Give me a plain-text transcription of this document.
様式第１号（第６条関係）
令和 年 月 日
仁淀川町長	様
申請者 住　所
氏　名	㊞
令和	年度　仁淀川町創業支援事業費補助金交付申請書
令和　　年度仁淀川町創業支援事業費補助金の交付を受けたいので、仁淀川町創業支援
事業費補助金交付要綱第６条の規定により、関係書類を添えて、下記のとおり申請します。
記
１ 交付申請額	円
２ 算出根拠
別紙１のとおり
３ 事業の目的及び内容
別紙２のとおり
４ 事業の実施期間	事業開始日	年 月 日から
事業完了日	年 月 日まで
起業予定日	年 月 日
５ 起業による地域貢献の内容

◇ ◇ ◇ ◇

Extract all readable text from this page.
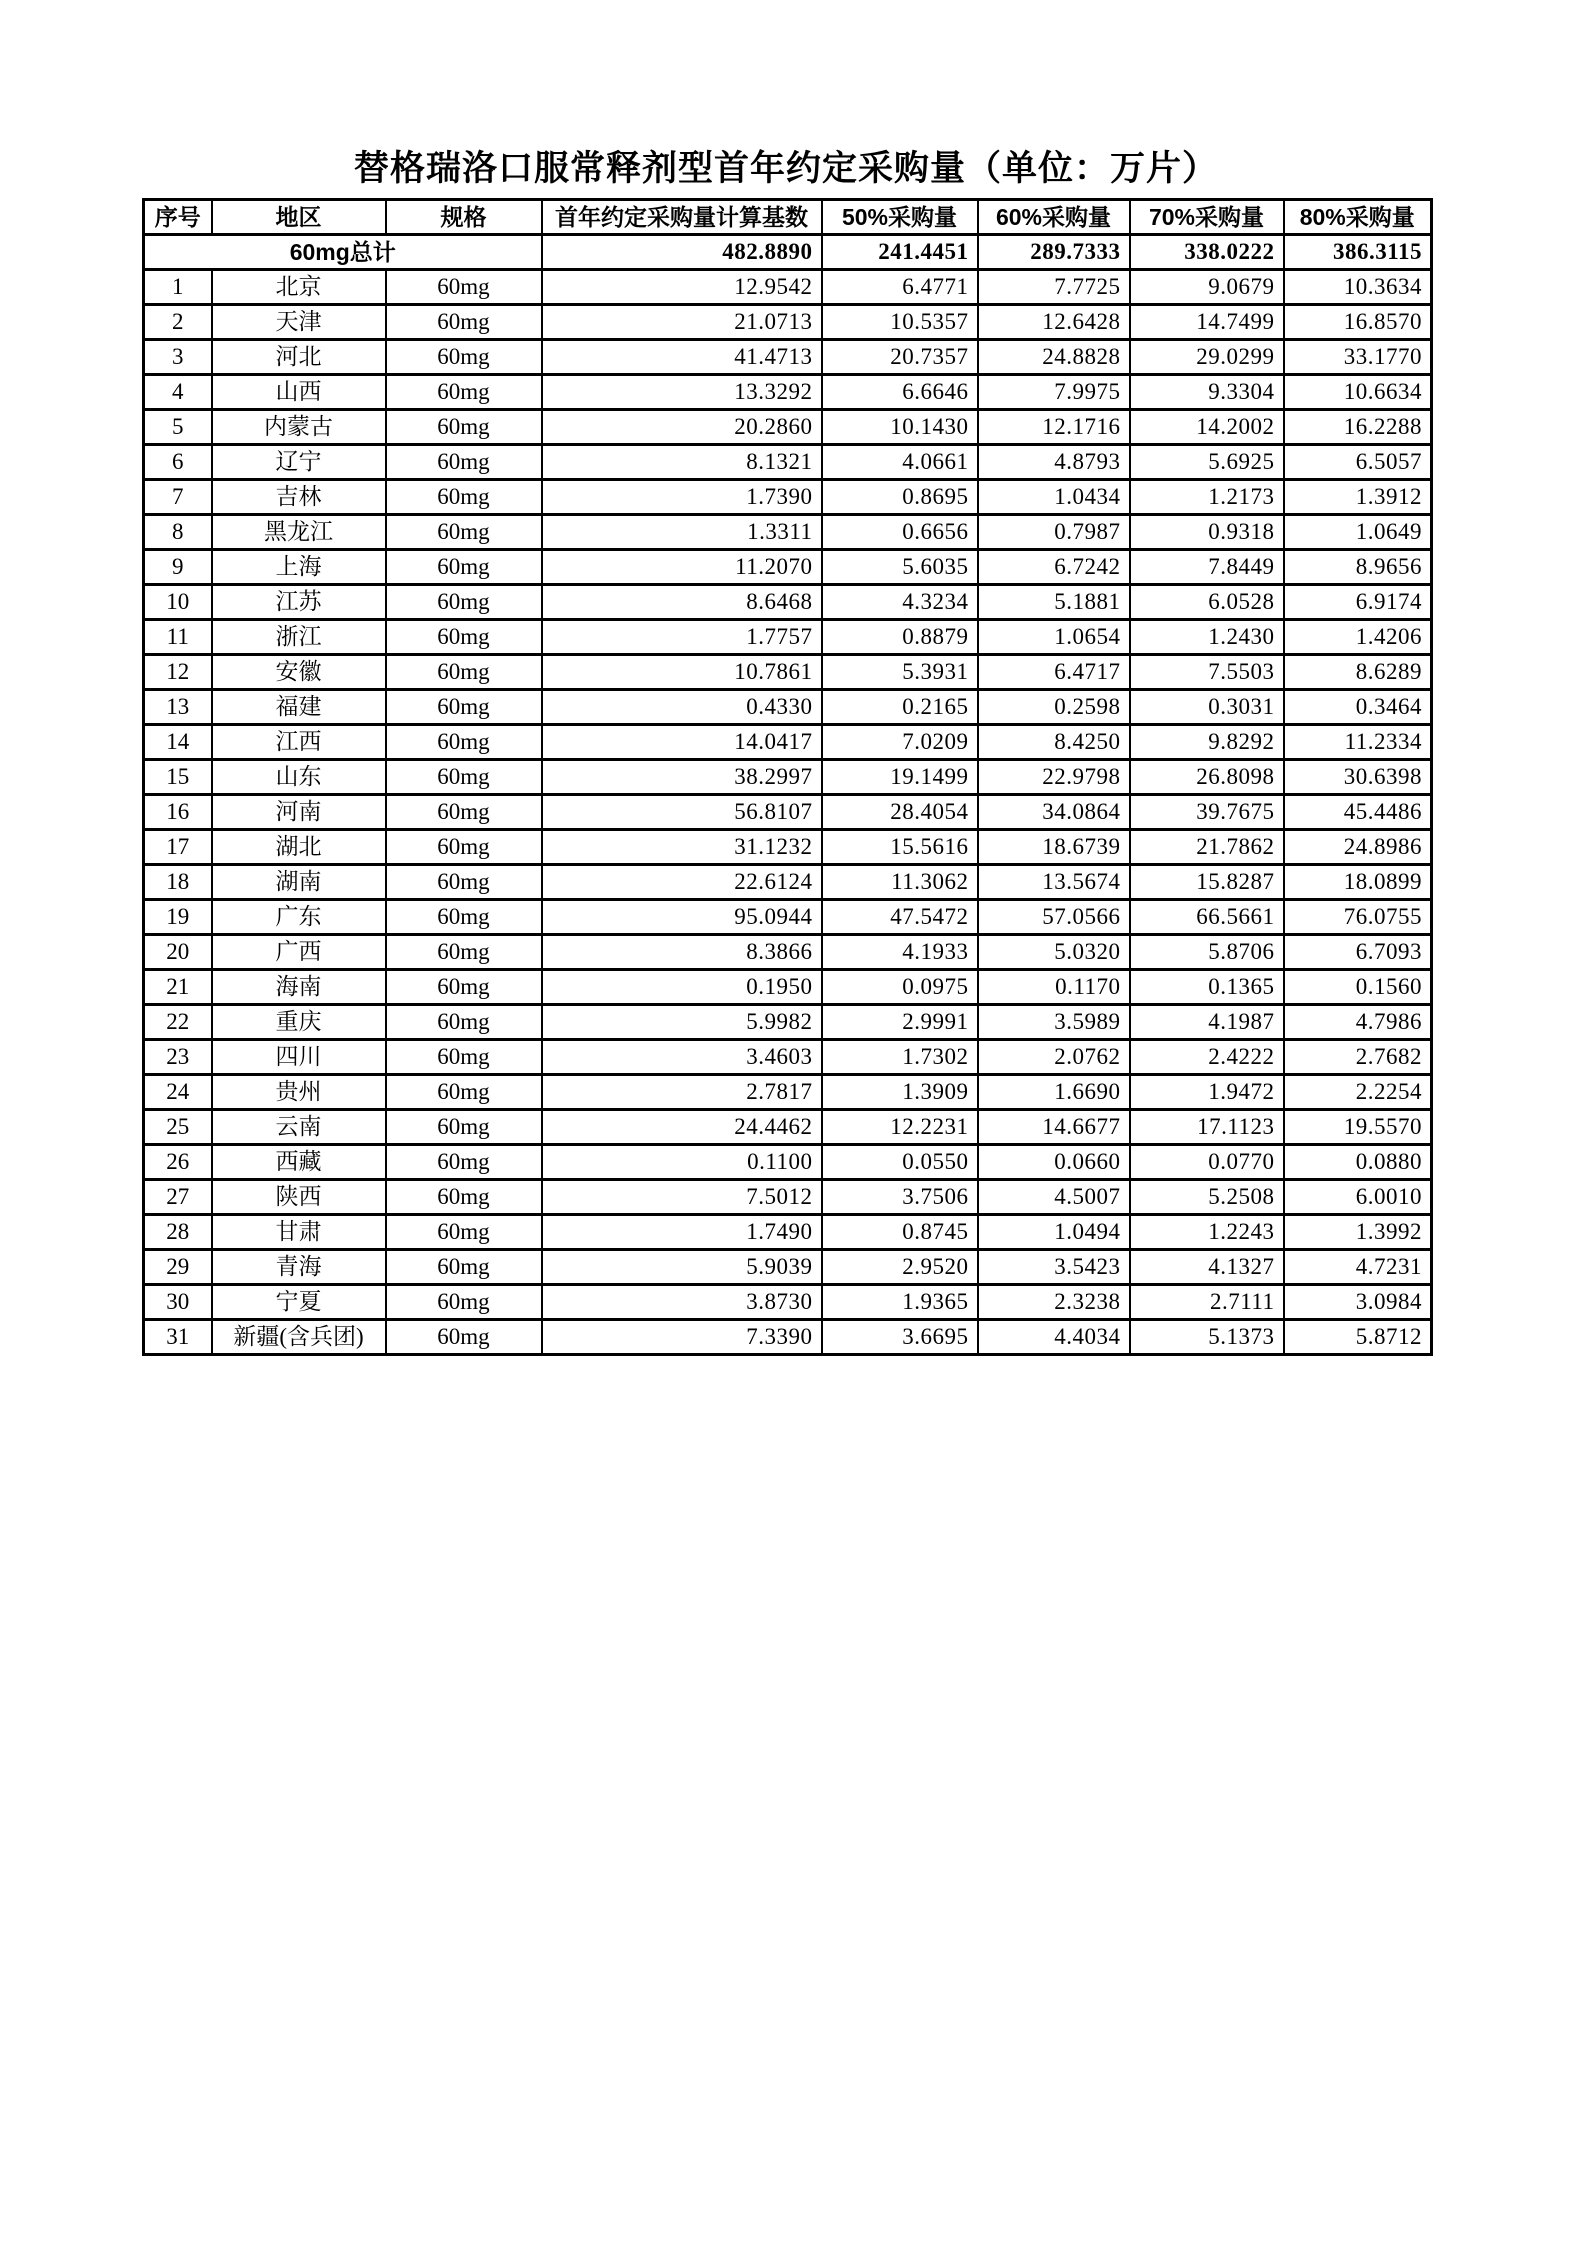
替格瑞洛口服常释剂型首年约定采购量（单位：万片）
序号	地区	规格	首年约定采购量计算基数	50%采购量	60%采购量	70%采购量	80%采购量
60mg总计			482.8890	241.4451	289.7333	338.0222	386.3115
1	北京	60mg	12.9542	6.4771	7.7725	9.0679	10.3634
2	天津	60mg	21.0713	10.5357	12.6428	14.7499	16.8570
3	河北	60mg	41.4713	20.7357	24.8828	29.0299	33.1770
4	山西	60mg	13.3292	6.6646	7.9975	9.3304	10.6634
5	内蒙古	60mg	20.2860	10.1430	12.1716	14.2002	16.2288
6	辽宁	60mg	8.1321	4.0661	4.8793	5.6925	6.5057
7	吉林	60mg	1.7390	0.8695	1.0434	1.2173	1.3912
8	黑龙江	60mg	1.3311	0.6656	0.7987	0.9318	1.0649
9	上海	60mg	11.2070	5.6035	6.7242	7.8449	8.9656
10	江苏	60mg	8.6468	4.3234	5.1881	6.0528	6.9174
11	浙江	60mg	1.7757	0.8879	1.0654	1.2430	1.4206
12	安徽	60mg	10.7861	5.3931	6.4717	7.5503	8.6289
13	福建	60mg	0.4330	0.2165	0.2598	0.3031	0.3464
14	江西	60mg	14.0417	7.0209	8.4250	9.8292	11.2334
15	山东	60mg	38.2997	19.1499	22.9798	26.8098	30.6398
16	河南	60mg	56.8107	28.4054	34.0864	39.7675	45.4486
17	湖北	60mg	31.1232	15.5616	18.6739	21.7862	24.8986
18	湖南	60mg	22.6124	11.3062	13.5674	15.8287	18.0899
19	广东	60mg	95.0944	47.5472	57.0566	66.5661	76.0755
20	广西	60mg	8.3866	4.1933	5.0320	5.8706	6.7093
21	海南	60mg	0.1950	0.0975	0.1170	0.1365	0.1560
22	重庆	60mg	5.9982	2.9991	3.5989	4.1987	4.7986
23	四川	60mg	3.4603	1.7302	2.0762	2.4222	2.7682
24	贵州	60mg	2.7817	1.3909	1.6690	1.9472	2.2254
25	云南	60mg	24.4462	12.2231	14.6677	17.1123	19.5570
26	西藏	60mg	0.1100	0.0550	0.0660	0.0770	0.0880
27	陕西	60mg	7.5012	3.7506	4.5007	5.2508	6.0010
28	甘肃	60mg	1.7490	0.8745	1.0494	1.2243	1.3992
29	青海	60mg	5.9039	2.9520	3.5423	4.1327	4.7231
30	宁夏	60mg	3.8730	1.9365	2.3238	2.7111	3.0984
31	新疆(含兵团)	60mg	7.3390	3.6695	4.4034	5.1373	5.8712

◇ ◇ ◇ ◇

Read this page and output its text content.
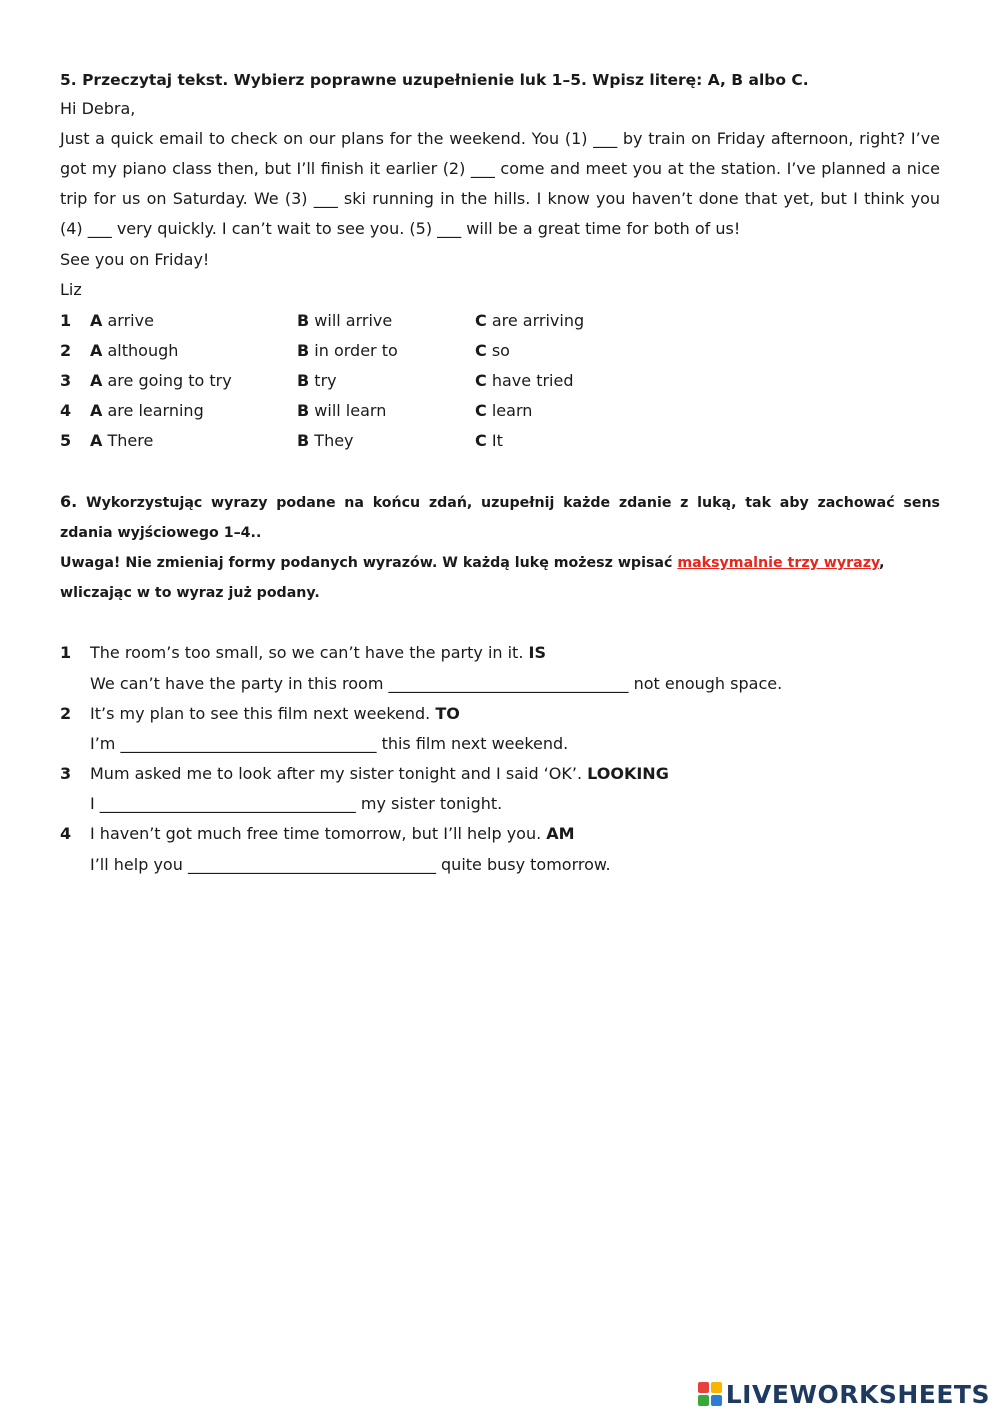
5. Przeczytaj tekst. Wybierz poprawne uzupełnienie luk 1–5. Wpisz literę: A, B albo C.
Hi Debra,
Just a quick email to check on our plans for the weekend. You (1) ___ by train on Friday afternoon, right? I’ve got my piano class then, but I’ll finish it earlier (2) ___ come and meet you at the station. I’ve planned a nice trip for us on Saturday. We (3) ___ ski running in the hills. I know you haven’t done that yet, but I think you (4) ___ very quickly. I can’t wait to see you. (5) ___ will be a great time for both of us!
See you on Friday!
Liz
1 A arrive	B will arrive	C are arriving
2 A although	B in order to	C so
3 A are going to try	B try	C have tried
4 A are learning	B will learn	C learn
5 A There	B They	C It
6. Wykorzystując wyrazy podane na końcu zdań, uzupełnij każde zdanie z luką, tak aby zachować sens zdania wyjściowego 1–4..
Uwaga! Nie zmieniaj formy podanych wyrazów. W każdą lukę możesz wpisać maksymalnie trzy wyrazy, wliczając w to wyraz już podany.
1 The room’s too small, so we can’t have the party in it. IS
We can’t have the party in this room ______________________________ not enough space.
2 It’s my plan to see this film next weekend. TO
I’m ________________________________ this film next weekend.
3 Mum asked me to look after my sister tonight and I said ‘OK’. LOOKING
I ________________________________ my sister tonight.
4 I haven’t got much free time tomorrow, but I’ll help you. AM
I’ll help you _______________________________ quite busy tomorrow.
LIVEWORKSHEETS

◇ ◇ ◇ ◇

Your answer should be one number: how many lines of the listing include the word "Friday".

2